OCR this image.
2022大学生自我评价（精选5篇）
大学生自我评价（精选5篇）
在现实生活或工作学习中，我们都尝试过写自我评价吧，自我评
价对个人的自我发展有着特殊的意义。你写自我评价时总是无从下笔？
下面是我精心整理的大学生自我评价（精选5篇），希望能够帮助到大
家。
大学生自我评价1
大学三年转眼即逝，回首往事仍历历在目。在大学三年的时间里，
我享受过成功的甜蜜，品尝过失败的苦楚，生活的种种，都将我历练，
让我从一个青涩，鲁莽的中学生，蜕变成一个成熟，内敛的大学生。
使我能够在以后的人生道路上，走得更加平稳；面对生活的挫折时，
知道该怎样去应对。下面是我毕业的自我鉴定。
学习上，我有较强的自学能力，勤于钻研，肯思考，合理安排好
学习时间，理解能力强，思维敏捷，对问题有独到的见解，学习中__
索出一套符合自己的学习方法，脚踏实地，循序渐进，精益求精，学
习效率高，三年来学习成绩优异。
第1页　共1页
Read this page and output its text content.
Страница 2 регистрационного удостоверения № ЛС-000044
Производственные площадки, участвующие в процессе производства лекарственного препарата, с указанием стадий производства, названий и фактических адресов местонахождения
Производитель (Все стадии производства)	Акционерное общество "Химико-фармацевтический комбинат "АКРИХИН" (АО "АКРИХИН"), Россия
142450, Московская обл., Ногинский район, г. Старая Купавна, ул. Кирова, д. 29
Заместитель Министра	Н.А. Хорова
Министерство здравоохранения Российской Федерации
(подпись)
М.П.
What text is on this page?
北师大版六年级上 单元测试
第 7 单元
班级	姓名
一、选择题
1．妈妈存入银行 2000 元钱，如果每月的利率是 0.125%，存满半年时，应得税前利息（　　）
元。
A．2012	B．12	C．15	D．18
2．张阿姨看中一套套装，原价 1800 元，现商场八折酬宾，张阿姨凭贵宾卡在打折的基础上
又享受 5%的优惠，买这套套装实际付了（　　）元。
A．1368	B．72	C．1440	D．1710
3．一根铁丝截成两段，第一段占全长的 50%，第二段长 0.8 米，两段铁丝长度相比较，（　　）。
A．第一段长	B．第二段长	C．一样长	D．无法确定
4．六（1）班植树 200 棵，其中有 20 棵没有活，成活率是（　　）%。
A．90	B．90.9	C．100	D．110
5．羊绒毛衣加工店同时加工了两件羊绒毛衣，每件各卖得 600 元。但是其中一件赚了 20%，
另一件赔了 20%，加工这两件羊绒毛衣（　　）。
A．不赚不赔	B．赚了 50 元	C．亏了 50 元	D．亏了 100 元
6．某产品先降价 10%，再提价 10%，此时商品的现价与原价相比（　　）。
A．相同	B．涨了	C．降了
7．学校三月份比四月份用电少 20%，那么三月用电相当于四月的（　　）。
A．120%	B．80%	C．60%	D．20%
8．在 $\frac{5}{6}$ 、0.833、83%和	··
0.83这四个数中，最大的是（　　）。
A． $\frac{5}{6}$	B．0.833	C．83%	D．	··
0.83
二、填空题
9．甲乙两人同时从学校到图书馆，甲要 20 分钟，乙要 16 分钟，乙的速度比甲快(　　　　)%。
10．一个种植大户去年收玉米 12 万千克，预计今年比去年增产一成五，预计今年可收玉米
----
**WHAT IS REQUIRED:**
Write out, word for word, every line from the one containing "What text is on this page?" through the last line of the records above.

**FULL ANSWER:**
What text is on this page?
北师大版六年级上 单元测试
第 7 单元
班级	姓名
一、选择题
1．妈妈存入银行 2000 元钱，如果每月的利率是 0.125%，存满半年时，应得税前利息（　　）
元。
A．2012	B．12	C．15	D．18
2．张阿姨看中一套套装，原价 1800 元，现商场八折酬宾，张阿姨凭贵宾卡在打折的基础上
又享受 5%的优惠，买这套套装实际付了（　　）元。
A．1368	B．72	C．1440	D．1710
3．一根铁丝截成两段，第一段占全长的 50%，第二段长 0.8 米，两段铁丝长度相比较，（　　）。
A．第一段长	B．第二段长	C．一样长	D．无法确定
4．六（1）班植树 200 棵，其中有 20 棵没有活，成活率是（　　）%。
A．90	B．90.9	C．100	D．110
5．羊绒毛衣加工店同时加工了两件羊绒毛衣，每件各卖得 600 元。但是其中一件赚了 20%，
另一件赔了 20%，加工这两件羊绒毛衣（　　）。
A．不赚不赔	B．赚了 50 元	C．亏了 50 元	D．亏了 100 元
6．某产品先降价 10%，再提价 10%，此时商品的现价与原价相比（　　）。
A．相同	B．涨了	C．降了
7．学校三月份比四月份用电少 20%，那么三月用电相当于四月的（　　）。
A．120%	B．80%	C．60%	D．20%
8．在 $\frac{5}{6}$ 、0.833、83%和	··
0.83这四个数中，最大的是（　　）。
A． $\frac{5}{6}$	B．0.833	C．83%	D．	··
0.83
二、填空题
9．甲乙两人同时从学校到图书馆，甲要 20 分钟，乙要 16 分钟，乙的速度比甲快(　　　　)%。
10．一个种植大户去年收玉米 12 万千克，预计今年比去年增产一成五，预计今年可收玉米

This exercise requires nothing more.